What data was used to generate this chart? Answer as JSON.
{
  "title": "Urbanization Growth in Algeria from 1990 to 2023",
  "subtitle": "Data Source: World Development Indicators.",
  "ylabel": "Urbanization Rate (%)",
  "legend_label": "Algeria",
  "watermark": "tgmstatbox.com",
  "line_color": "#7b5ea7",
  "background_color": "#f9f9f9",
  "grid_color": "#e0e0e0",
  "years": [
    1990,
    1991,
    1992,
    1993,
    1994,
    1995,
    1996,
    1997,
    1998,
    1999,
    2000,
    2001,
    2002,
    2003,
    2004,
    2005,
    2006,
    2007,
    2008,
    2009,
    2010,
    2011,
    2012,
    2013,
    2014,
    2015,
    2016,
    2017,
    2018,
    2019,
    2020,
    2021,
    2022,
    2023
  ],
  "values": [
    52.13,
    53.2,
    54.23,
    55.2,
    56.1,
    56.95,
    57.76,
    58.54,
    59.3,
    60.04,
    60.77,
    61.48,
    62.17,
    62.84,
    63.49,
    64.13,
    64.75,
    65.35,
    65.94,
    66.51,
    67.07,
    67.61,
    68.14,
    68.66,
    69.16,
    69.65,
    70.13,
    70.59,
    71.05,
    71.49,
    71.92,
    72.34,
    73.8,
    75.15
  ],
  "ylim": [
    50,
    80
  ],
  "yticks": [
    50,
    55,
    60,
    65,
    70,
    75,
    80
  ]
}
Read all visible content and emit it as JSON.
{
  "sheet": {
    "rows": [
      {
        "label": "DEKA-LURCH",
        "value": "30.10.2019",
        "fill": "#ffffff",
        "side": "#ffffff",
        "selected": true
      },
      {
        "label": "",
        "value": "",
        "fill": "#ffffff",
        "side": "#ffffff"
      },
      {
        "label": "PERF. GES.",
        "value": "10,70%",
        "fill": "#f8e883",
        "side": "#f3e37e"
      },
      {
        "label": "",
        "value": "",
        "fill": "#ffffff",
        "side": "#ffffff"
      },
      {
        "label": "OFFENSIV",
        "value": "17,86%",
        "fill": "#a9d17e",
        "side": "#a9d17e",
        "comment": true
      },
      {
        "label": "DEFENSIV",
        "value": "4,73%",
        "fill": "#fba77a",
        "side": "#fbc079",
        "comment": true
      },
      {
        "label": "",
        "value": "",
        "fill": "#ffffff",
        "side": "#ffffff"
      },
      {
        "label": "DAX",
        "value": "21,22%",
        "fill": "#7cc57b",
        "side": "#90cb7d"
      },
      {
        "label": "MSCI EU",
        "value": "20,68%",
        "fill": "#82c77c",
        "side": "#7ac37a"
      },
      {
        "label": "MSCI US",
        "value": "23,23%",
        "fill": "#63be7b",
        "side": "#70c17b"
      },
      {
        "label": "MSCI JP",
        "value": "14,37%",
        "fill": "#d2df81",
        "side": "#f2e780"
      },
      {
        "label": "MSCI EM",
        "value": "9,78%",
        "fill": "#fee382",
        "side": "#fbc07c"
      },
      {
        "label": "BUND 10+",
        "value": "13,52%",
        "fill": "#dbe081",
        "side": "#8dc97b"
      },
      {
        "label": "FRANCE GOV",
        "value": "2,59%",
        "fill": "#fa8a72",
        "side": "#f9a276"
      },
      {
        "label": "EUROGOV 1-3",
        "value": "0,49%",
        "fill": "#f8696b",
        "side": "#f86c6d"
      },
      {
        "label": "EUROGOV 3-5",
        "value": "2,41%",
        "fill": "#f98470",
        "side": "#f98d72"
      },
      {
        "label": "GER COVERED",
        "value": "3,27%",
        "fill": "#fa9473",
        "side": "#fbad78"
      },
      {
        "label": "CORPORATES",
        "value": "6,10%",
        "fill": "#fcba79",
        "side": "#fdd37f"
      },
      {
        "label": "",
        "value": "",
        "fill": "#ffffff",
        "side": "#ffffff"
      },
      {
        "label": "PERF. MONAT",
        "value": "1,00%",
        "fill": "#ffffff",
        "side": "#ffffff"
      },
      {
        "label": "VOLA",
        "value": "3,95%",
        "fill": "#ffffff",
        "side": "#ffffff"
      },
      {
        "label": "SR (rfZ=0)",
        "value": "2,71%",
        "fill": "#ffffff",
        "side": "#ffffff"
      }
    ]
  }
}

══════════

Problem description ▸ Repeat all of the records above exactly as written.

Task output ▸
What data was used to generate this chart? Answer as JSON.
{
  "title": "Urbanization Growth in Algeria from 1990 to 2023",
  "subtitle": "Data Source: World Development Indicators.",
  "ylabel": "Urbanization Rate (%)",
  "legend_label": "Algeria",
  "watermark": "tgmstatbox.com",
  "line_color": "#7b5ea7",
  "background_color": "#f9f9f9",
  "grid_color": "#e0e0e0",
  "years": [
    1990,
    1991,
    1992,
    1993,
    1994,
    1995,
    1996,
    1997,
    1998,
    1999,
    2000,
    2001,
    2002,
    2003,
    2004,
    2005,
    2006,
    2007,
    2008,
    2009,
    2010,
    2011,
    2012,
    2013,
    2014,
    2015,
    2016,
    2017,
    2018,
    2019,
    2020,
    2021,
    2022,
    2023
  ],
  "values": [
    52.13,
    53.2,
    54.23,
    55.2,
    56.1,
    56.95,
    57.76,
    58.54,
    59.3,
    60.04,
    60.77,
    61.48,
    62.17,
    62.84,
    63.49,
    64.13,
    64.75,
    65.35,
    65.94,
    66.51,
    67.07,
    67.61,
    68.14,
    68.66,
    69.16,
    69.65,
    70.13,
    70.59,
    71.05,
    71.49,
    71.92,
    72.34,
    73.8,
    75.15
  ],
  "ylim": [
    50,
    80
  ],
  "yticks": [
    50,
    55,
    60,
    65,
    70,
    75,
    80
  ]
}
Read all visible content and emit it as JSON.
{
  "sheet": {
    "rows": [
      {
        "label": "DEKA-LURCH",
        "value": "30.10.2019",
        "fill": "#ffffff",
        "side": "#ffffff",
        "selected": true
      },
      {
        "label": "",
        "value": "",
        "fill": "#ffffff",
        "side": "#ffffff"
      },
      {
        "label": "PERF. GES.",
        "value": "10,70%",
        "fill": "#f8e883",
        "side": "#f3e37e"
      },
      {
        "label": "",
        "value": "",
        "fill": "#ffffff",
        "side": "#ffffff"
      },
      {
        "label": "OFFENSIV",
        "value": "17,86%",
        "fill": "#a9d17e",
        "side": "#a9d17e",
        "comment": true
      },
      {
        "label": "DEFENSIV",
        "value": "4,73%",
        "fill": "#fba77a",
        "side": "#fbc079",
        "comment": true
      },
      {
        "label": "",
        "value": "",
        "fill": "#ffffff",
        "side": "#ffffff"
      },
      {
        "label": "DAX",
        "value": "21,22%",
        "fill": "#7cc57b",
        "side": "#90cb7d"
      },
      {
        "label": "MSCI EU",
        "value": "20,68%",
        "fill": "#82c77c",
        "side": "#7ac37a"
      },
      {
        "label": "MSCI US",
        "value": "23,23%",
        "fill": "#63be7b",
        "side": "#70c17b"
      },
      {
        "label": "MSCI JP",
        "value": "14,37%",
        "fill": "#d2df81",
        "side": "#f2e780"
      },
      {
        "label": "MSCI EM",
        "value": "9,78%",
        "fill": "#fee382",
        "side": "#fbc07c"
      },
      {
        "label": "BUND 10+",
        "value": "13,52%",
        "fill": "#dbe081",
        "side": "#8dc97b"
      },
      {
        "label": "FRANCE GOV",
        "value": "2,59%",
        "fill": "#fa8a72",
        "side": "#f9a276"
      },
      {
        "label": "EUROGOV 1-3",
        "value": "0,49%",
        "fill": "#f8696b",
        "side": "#f86c6d"
      },
      {
        "label": "EUROGOV 3-5",
        "value": "2,41%",
        "fill": "#f98470",
        "side": "#f98d72"
      },
      {
        "label": "GER COVERED",
        "value": "3,27%",
        "fill": "#fa9473",
        "side": "#fbad78"
      },
      {
        "label": "CORPORATES",
        "value": "6,10%",
        "fill": "#fcba79",
        "side": "#fdd37f"
      },
      {
        "label": "",
        "value": "",
        "fill": "#ffffff",
        "side": "#ffffff"
      },
      {
        "label": "PERF. MONAT",
        "value": "1,00%",
        "fill": "#ffffff",
        "side": "#ffffff"
      },
      {
        "label": "VOLA",
        "value": "3,95%",
        "fill": "#ffffff",
        "side": "#ffffff"
      },
      {
        "label": "SR (rfZ=0)",
        "value": "2,71%",
        "fill": "#ffffff",
        "side": "#ffffff"
      }
    ]
  }
}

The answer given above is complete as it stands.